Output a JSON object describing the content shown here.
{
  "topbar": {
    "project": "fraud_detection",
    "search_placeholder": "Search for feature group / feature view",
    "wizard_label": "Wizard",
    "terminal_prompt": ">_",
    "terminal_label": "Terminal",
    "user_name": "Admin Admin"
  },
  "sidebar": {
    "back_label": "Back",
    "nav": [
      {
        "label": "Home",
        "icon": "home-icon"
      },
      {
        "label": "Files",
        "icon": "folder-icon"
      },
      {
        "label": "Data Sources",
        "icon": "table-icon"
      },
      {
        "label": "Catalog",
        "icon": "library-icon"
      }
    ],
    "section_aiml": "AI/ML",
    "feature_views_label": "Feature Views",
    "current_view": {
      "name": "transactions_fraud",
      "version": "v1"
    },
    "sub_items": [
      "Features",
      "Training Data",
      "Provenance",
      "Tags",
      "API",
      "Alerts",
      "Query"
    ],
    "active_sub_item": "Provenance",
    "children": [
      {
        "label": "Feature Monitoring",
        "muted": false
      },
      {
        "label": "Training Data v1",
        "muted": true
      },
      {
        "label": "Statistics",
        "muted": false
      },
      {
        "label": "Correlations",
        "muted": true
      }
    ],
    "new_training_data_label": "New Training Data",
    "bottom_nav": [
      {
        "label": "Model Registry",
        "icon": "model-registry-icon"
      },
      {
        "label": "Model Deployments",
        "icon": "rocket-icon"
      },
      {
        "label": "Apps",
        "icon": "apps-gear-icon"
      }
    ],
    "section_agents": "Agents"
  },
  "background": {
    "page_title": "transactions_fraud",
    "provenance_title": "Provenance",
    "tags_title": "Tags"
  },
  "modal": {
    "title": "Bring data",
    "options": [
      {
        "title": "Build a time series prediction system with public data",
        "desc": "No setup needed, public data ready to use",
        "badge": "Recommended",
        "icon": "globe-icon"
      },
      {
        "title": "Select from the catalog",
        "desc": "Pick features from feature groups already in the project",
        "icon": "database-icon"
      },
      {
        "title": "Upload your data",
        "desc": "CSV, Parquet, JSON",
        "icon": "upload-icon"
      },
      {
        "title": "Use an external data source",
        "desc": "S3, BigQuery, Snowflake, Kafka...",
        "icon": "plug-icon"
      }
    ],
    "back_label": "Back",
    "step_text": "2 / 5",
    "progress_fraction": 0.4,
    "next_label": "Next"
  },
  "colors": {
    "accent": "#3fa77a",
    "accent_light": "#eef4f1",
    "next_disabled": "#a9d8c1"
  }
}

## Work to do
Quote every line of the data, word for word.

## Complete output
Output a JSON object describing the content shown here.
{
  "topbar": {
    "project": "fraud_detection",
    "search_placeholder": "Search for feature group / feature view",
    "wizard_label": "Wizard",
    "terminal_prompt": ">_",
    "terminal_label": "Terminal",
    "user_name": "Admin Admin"
  },
  "sidebar": {
    "back_label": "Back",
    "nav": [
      {
        "label": "Home",
        "icon": "home-icon"
      },
      {
        "label": "Files",
        "icon": "folder-icon"
      },
      {
        "label": "Data Sources",
        "icon": "table-icon"
      },
      {
        "label": "Catalog",
        "icon": "library-icon"
      }
    ],
    "section_aiml": "AI/ML",
    "feature_views_label": "Feature Views",
    "current_view": {
      "name": "transactions_fraud",
      "version": "v1"
    },
    "sub_items": [
      "Features",
      "Training Data",
      "Provenance",
      "Tags",
      "API",
      "Alerts",
      "Query"
    ],
    "active_sub_item": "Provenance",
    "children": [
      {
        "label": "Feature Monitoring",
        "muted": false
      },
      {
        "label": "Training Data v1",
        "muted": true
      },
      {
        "label": "Statistics",
        "muted": false
      },
      {
        "label": "Correlations",
        "muted": true
      }
    ],
    "new_training_data_label": "New Training Data",
    "bottom_nav": [
      {
        "label": "Model Registry",
        "icon": "model-registry-icon"
      },
      {
        "label": "Model Deployments",
        "icon": "rocket-icon"
      },
      {
        "label": "Apps",
        "icon": "apps-gear-icon"
      }
    ],
    "section_agents": "Agents"
  },
  "background": {
    "page_title": "transactions_fraud",
    "provenance_title": "Provenance",
    "tags_title": "Tags"
  },
  "modal": {
    "title": "Bring data",
    "options": [
      {
        "title": "Build a time series prediction system with public data",
        "desc": "No setup needed, public data ready to use",
        "badge": "Recommended",
        "icon": "globe-icon"
      },
      {
        "title": "Select from the catalog",
        "desc": "Pick features from feature groups already in the project",
        "icon": "database-icon"
      },
      {
        "title": "Upload your data",
        "desc": "CSV, Parquet, JSON",
        "icon": "upload-icon"
      },
      {
        "title": "Use an external data source",
        "desc": "S3, BigQuery, Snowflake, Kafka...",
        "icon": "plug-icon"
      }
    ],
    "back_label": "Back",
    "step_text": "2 / 5",
    "progress_fraction": 0.4,
    "next_label": "Next"
  },
  "colors": {
    "accent": "#3fa77a",
    "accent_light": "#eef4f1",
    "next_disabled": "#a9d8c1"
  }
}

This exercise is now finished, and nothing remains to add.